Your instructions
Please retype the data in full and exactly; the pictures are not part of the copy.

* * * * *

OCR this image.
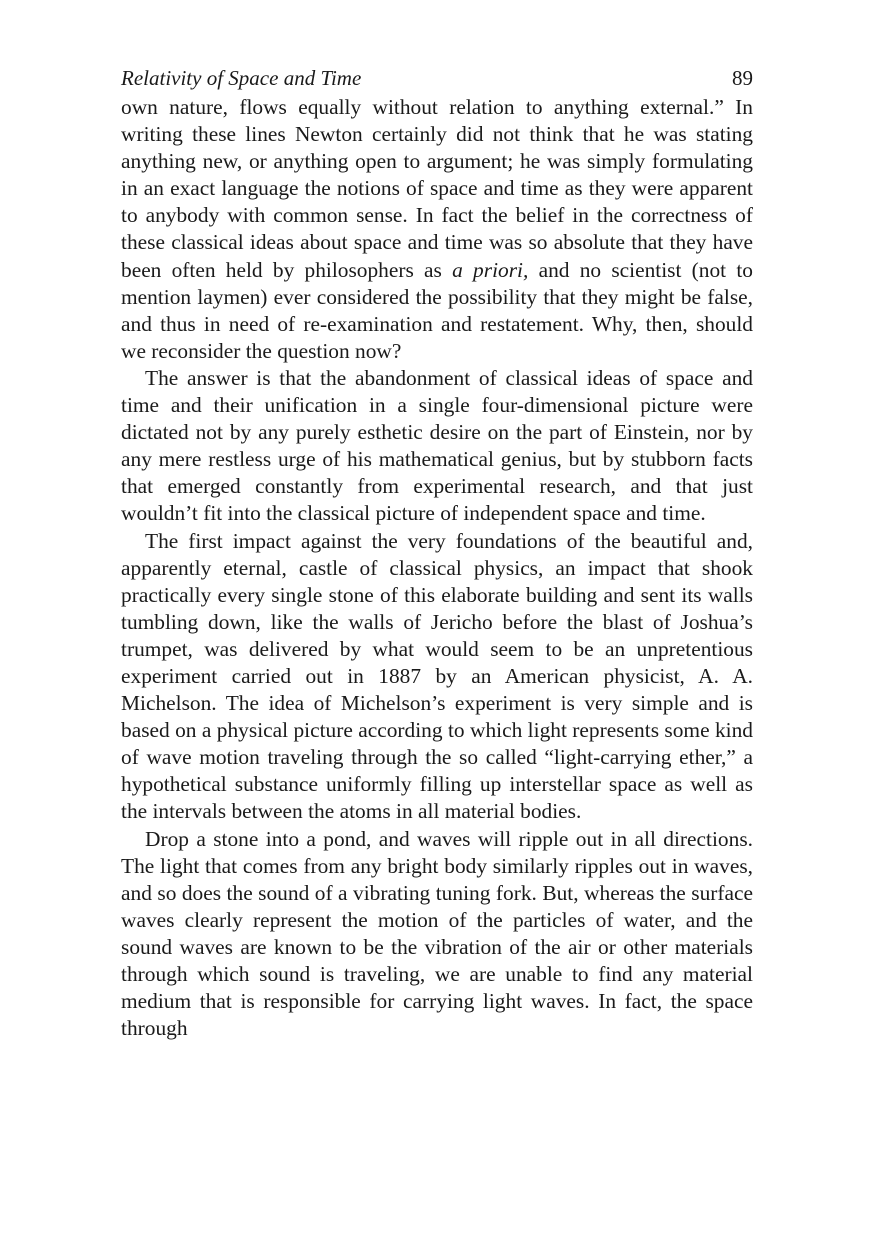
Relativity of Space and Time	89

own nature, flows equally without relation to anything external.” In writing these lines Newton certainly did not think that he was stating anything new, or anything open to argument; he was simply formulating in an exact language the notions of space and time as they were apparent to anybody with common sense. In fact the belief in the correctness of these classical ideas about space and time was so absolute that they have been often held by philosophers as a priori, and no scientist (not to mention laymen) ever considered the possibility that they might be false, and thus in need of re-examination and restatement. Why, then, should we reconsider the question now?

The answer is that the abandonment of classical ideas of space and time and their unification in a single four-dimensional picture were dictated not by any purely esthetic desire on the part of Einstein, nor by any mere restless urge of his mathematical genius, but by stubborn facts that emerged constantly from experimental research, and that just wouldn’t fit into the classical picture of independent space and time.

The first impact against the very foundations of the beautiful and, apparently eternal, castle of classical physics, an impact that shook practically every single stone of this elaborate building and sent its walls tumbling down, like the walls of Jericho before the blast of Joshua’s trumpet, was delivered by what would seem to be an unpretentious experiment carried out in 1887 by an American physicist, A. A. Michelson. The idea of Michelson’s experiment is very simple and is based on a physical picture according to which light represents some kind of wave motion traveling through the so called “light-carrying ether,” a hypothetical substance uniformly filling up interstellar space as well as the intervals between the atoms in all material bodies.

Drop a stone into a pond, and waves will ripple out in all directions. The light that comes from any bright body similarly ripples out in waves, and so does the sound of a vibrating tuning fork. But, whereas the surface waves clearly represent the motion of the particles of water, and the sound waves are known to be the vibration of the air or other materials through which sound is traveling, we are unable to find any material medium that is responsible for carrying light waves. In fact, the space through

* * * * *

Answer below
OCR this image.
Relativity of Space and Time	89

own nature, flows equally without relation to anything external.” In writing these lines Newton certainly did not think that he was stating anything new, or anything open to argument; he was simply formulating in an exact language the notions of space and time as they were apparent to anybody with common sense. In fact the belief in the correctness of these classical ideas about space and time was so absolute that they have been often held by philosophers as a priori, and no scientist (not to mention laymen) ever considered the possibility that they might be false, and thus in need of re-examination and restatement. Why, then, should we reconsider the question now?

The answer is that the abandonment of classical ideas of space and time and their unification in a single four-dimensional picture were dictated not by any purely esthetic desire on the part of Einstein, nor by any mere restless urge of his mathematical genius, but by stubborn facts that emerged constantly from experimental research, and that just wouldn’t fit into the classical picture of independent space and time.

The first impact against the very foundations of the beautiful and, apparently eternal, castle of classical physics, an impact that shook practically every single stone of this elaborate building and sent its walls tumbling down, like the walls of Jericho before the blast of Joshua’s trumpet, was delivered by what would seem to be an unpretentious experiment carried out in 1887 by an American physicist, A. A. Michelson. The idea of Michelson’s experiment is very simple and is based on a physical picture according to which light represents some kind of wave motion traveling through the so called “light-carrying ether,” a hypothetical substance uniformly filling up interstellar space as well as the intervals between the atoms in all material bodies.

Drop a stone into a pond, and waves will ripple out in all directions. The light that comes from any bright body similarly ripples out in waves, and so does the sound of a vibrating tuning fork. But, whereas the surface waves clearly represent the motion of the particles of water, and the sound waves are known to be the vibration of the air or other materials through which sound is traveling, we are unable to find any material medium that is responsible for carrying light waves. In fact, the space through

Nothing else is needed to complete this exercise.